Directions for this task:
Copy all lines of the listing that include the string "Implementing".

Listed entries:
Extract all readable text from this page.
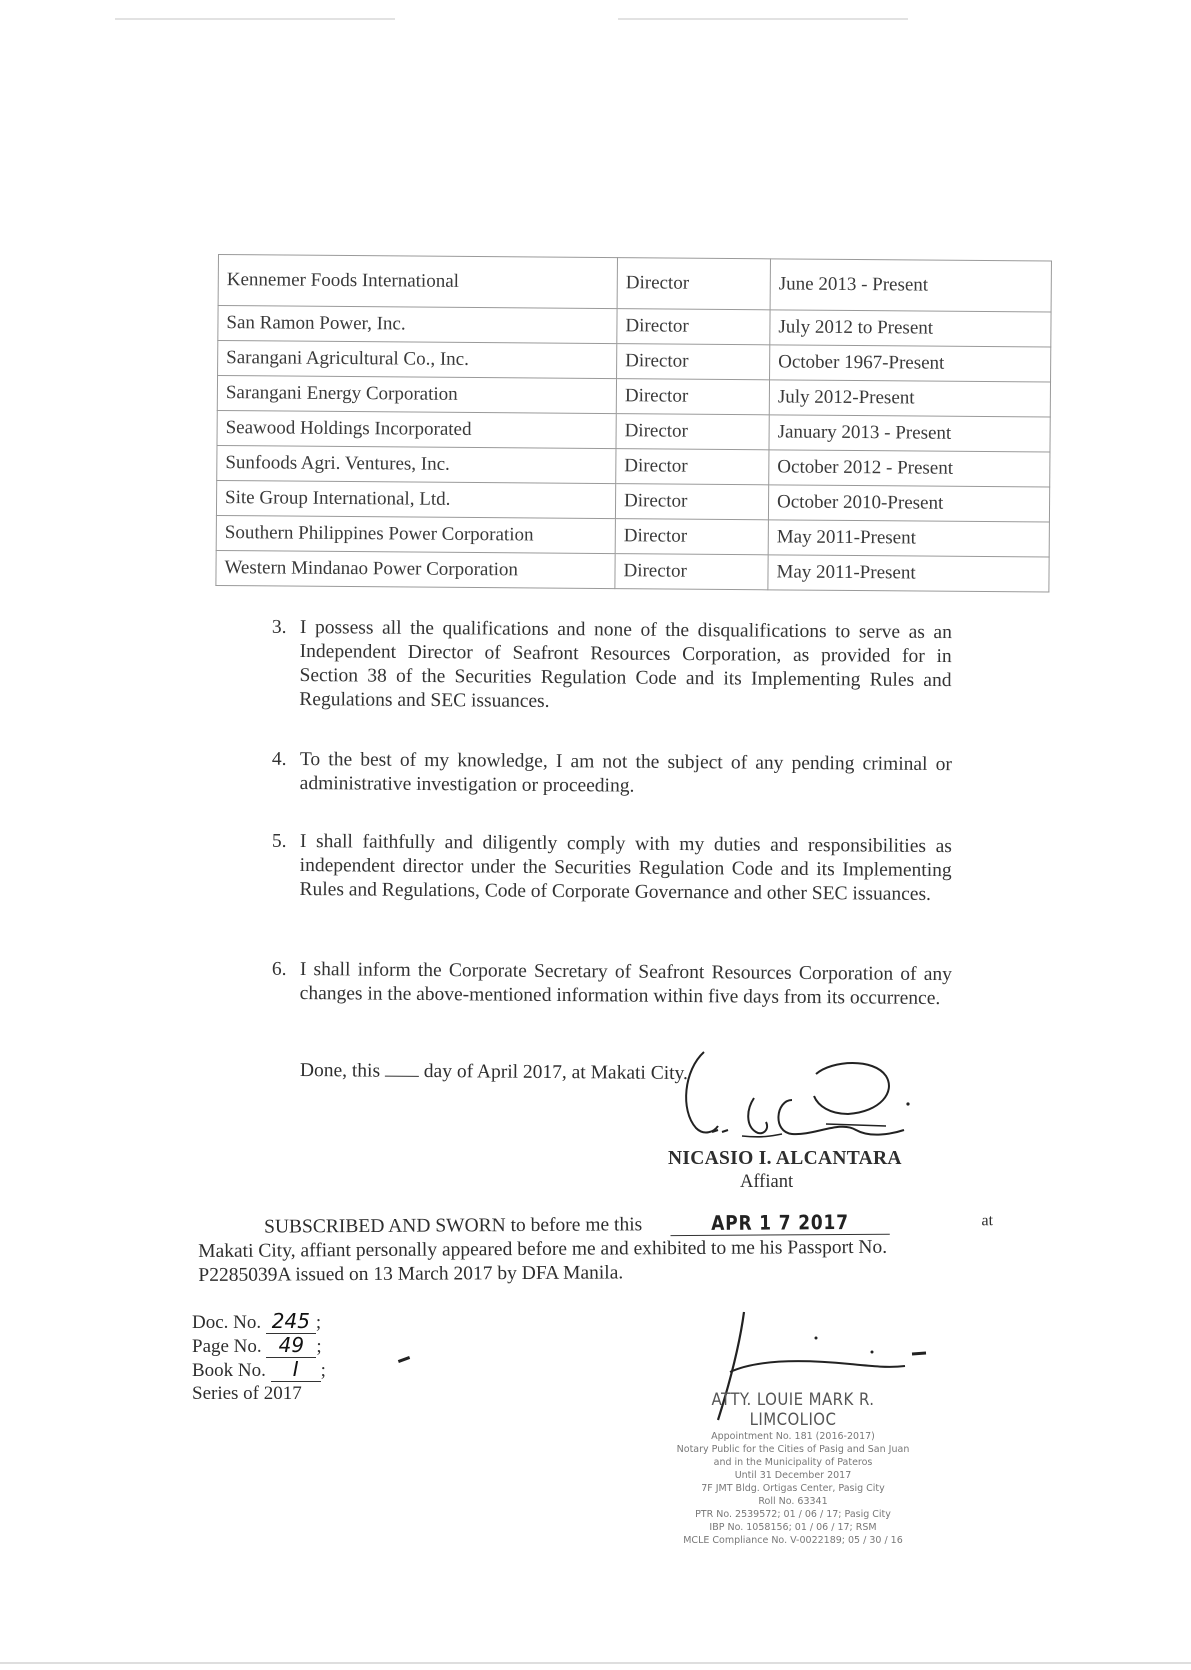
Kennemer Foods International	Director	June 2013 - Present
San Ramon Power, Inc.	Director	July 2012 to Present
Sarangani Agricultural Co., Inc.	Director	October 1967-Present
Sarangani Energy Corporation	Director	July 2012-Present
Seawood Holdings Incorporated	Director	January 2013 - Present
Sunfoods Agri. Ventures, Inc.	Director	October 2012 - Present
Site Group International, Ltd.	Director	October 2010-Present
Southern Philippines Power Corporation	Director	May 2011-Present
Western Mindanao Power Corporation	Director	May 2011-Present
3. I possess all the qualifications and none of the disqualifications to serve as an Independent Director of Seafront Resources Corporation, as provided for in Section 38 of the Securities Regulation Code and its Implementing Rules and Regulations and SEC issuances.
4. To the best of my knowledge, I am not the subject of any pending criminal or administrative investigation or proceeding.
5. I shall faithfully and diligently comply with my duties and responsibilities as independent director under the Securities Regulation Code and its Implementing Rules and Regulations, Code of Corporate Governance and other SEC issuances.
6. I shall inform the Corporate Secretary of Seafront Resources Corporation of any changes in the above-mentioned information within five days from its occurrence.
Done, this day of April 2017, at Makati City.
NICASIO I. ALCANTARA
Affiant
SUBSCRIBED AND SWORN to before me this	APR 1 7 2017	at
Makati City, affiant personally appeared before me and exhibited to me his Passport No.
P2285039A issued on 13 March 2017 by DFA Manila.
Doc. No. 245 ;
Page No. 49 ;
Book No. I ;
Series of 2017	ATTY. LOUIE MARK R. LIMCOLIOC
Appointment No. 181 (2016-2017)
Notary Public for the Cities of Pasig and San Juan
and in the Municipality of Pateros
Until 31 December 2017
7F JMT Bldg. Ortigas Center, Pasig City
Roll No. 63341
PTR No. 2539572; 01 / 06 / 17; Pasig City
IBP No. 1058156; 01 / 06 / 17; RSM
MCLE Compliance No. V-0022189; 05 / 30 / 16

...

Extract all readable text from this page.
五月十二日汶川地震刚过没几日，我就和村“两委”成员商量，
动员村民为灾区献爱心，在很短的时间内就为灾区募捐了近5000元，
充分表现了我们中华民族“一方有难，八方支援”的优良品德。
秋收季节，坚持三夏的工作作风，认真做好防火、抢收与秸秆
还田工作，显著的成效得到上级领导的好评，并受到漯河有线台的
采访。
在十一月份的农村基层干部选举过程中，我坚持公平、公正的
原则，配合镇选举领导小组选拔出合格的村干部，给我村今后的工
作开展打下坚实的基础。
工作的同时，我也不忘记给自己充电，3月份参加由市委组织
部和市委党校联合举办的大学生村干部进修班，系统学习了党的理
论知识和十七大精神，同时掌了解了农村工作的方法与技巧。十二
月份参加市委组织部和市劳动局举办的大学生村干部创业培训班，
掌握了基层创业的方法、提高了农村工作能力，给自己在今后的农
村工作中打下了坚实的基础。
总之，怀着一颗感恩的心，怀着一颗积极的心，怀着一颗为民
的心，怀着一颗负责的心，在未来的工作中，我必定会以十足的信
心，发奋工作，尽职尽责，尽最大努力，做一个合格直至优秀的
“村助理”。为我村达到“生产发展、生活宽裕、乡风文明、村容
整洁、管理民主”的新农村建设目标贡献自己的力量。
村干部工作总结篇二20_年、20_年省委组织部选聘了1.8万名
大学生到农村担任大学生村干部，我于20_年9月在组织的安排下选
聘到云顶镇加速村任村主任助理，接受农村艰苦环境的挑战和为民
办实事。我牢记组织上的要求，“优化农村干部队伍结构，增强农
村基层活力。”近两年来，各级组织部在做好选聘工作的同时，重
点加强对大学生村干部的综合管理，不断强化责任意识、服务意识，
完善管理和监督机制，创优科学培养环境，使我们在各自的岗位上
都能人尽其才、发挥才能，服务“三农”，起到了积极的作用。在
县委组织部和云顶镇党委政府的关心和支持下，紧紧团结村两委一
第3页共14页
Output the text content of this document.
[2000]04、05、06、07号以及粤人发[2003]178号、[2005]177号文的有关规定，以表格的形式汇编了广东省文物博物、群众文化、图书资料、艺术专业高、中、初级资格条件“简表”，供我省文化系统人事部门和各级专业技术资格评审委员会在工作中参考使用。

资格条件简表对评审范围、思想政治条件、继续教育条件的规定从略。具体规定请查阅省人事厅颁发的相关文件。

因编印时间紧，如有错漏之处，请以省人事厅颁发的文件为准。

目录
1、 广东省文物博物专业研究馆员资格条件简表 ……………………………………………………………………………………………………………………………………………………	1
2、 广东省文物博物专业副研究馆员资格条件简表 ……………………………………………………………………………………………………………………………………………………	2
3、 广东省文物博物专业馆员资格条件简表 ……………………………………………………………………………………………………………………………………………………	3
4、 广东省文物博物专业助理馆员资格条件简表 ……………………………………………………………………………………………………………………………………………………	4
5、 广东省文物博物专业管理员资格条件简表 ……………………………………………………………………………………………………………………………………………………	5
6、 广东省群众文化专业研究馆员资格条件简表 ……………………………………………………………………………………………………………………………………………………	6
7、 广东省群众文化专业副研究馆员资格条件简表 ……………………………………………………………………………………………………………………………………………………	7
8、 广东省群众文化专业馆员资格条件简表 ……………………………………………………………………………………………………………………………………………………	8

Response for this exercise:
3. I possess all the qualifications and none of the disqualifications to serve as an Independent Director of Seafront Resources Corporation, as provided for in Section 38 of the Securities Regulation Code and its Implementing Rules and Regulations and SEC issuances.
5. I shall faithfully and diligently comply with my duties and responsibilities as independent director under the Securities Regulation Code and its Implementing Rules and Regulations, Code of Corporate Governance and other SEC issuances.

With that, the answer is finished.